==== TEXT EXCERPT

Project Brief - "In a building campaign that spanned all Soviet republics, public “palace” buildings were the cornerstone of the architectural image that defined a political regime. At the time of their construction, the palaces were categorized primarily by program—wedding palaces, sports palaces, cinema palaces, youth palaces, and cultural palaces. This studio will examine these historical precedents by enterprising architects in fifteen independent nations who all used architecture to make bold statements about culture, politics, and public space.


The paradox of the public palace, and what distinguishes it from other typologies, is in its standardization of originality. Each public palace embodies a schism of identity between an abstract polity (the state) and local pressures (resources, traditions, etc.). This studio asserts that in our current cultural and political moment, it is increasingly evident that buildings cannot operate naively as singular objects but instead must negotiate

questions of collective identities at all scales. Modernism’s clarity and formal legibility in Soviet republics create an architecture capable of absorbing multiple public narratives that evolve over time. Renewed interest in these spectacular works of modernism aligns with contemporary formal interests in primitives, origins, symmetry, and seriality.

========
==== PROVIDED INFORMATION

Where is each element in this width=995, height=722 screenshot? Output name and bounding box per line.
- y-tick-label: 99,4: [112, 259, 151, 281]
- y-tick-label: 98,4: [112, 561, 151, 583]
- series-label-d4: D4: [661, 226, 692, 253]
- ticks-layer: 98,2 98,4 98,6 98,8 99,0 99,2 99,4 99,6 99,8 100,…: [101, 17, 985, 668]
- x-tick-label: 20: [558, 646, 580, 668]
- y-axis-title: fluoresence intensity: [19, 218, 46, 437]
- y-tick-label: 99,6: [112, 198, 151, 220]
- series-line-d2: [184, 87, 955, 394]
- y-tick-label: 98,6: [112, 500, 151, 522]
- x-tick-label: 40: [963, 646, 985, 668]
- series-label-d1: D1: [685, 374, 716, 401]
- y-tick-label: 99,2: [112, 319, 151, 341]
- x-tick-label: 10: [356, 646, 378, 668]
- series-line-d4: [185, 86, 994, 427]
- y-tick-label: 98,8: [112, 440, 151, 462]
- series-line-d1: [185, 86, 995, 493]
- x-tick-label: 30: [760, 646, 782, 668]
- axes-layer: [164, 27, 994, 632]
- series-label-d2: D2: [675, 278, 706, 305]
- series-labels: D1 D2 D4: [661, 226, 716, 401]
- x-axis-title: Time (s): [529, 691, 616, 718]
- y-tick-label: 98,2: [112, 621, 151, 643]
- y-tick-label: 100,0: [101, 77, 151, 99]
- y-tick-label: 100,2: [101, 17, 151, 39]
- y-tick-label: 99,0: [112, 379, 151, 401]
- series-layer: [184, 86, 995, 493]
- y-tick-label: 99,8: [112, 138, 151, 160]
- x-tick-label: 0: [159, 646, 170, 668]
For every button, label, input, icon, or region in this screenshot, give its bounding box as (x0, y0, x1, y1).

========
==== PROVIDED INFORMATION

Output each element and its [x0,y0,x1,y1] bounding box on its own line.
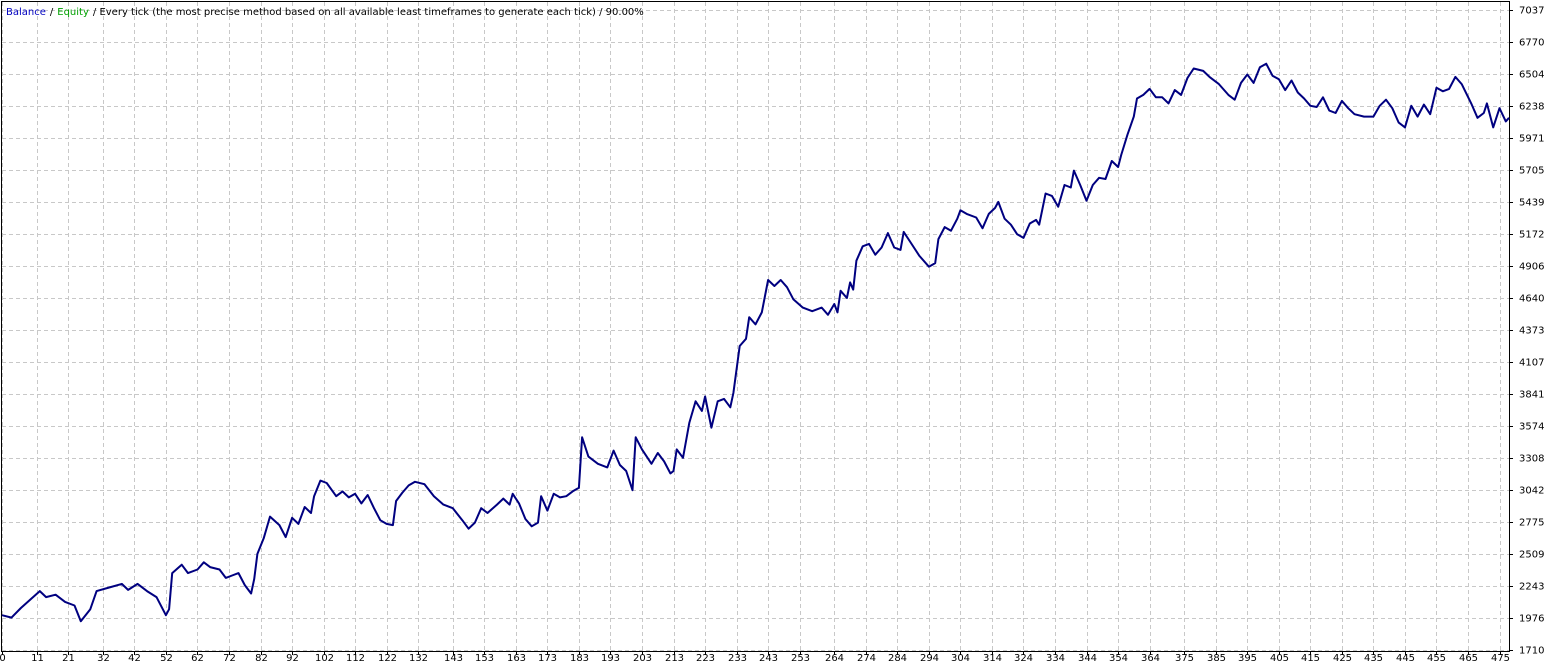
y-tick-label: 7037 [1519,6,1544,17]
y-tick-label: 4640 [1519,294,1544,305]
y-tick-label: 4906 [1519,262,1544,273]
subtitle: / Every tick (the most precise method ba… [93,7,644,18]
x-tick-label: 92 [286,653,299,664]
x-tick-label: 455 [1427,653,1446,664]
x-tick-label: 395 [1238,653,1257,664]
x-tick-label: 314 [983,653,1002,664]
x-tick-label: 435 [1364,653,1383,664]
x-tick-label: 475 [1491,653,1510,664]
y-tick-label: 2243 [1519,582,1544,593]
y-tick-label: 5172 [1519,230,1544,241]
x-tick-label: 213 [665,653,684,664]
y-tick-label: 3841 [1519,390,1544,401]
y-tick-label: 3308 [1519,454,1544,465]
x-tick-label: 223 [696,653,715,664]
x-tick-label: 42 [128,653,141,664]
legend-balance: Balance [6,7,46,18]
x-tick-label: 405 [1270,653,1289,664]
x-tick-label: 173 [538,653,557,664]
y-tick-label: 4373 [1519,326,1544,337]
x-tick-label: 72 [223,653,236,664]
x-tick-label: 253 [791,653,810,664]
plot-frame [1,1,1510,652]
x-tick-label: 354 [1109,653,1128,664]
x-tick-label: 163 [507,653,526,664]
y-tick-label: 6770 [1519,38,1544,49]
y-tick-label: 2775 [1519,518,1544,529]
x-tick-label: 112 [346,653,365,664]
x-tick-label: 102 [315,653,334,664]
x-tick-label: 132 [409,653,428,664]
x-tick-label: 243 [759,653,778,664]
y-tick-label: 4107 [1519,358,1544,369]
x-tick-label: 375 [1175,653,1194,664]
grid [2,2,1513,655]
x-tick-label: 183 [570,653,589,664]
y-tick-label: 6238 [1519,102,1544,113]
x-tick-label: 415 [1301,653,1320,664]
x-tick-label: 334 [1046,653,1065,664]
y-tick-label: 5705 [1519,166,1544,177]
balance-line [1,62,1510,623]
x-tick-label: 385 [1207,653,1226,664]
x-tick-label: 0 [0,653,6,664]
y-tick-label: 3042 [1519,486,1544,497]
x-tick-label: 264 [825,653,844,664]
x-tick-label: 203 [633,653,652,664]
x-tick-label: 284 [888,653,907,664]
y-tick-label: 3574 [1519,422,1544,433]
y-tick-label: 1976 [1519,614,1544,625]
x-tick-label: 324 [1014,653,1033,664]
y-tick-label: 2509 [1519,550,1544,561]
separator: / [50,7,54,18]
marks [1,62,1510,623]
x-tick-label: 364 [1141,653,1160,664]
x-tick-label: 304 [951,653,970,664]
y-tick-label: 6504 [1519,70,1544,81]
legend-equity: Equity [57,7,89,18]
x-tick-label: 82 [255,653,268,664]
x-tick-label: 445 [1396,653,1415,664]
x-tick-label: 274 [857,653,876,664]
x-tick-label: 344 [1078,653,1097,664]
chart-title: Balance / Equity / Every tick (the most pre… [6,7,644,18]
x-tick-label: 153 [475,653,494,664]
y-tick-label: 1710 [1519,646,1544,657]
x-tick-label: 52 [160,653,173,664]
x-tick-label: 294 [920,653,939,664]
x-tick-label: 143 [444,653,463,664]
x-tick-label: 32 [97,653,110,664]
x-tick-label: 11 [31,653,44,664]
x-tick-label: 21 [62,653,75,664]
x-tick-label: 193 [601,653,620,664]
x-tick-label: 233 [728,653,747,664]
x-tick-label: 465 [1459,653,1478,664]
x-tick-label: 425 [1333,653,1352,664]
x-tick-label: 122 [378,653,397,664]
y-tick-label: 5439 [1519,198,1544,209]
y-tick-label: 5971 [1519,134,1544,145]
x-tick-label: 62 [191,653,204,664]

========

## TASK 1
Answer these questions on the project brief:
(a) By what programs were the palaces primarily categorized at the time of their construction?
(b) In how many independent nations will the studio examine these historical precedents?
(c) Which contemporary formal interests does renewed interest in these works of modernism align with?
## TASK 2
Please repeat the records from the line with "y-tick-label: 7037 [1519,6,1544,17]" to the line with "x-tick-label: 455 [1427,653,1446,664]", including both of those lines.

## RIGHT ANSWER 1
(a) Wedding palaces, sports palaces, cinema palaces, youth palaces, and cultural palaces.
(b) Fifteen.
(c) Primitives, origins, symmetry, and seriality.

## RIGHT ANSWER 2
y-tick-label: 7037 [1519,6,1544,17]
y-tick-label: 4640 [1519,294,1544,305]
y-tick-label: 4906 [1519,262,1544,273]
subtitle: / Every tick (the most precise method ba… [93,7,644,18]
x-tick-label: 92 [286,653,299,664]
x-tick-label: 455 [1427,653,1446,664]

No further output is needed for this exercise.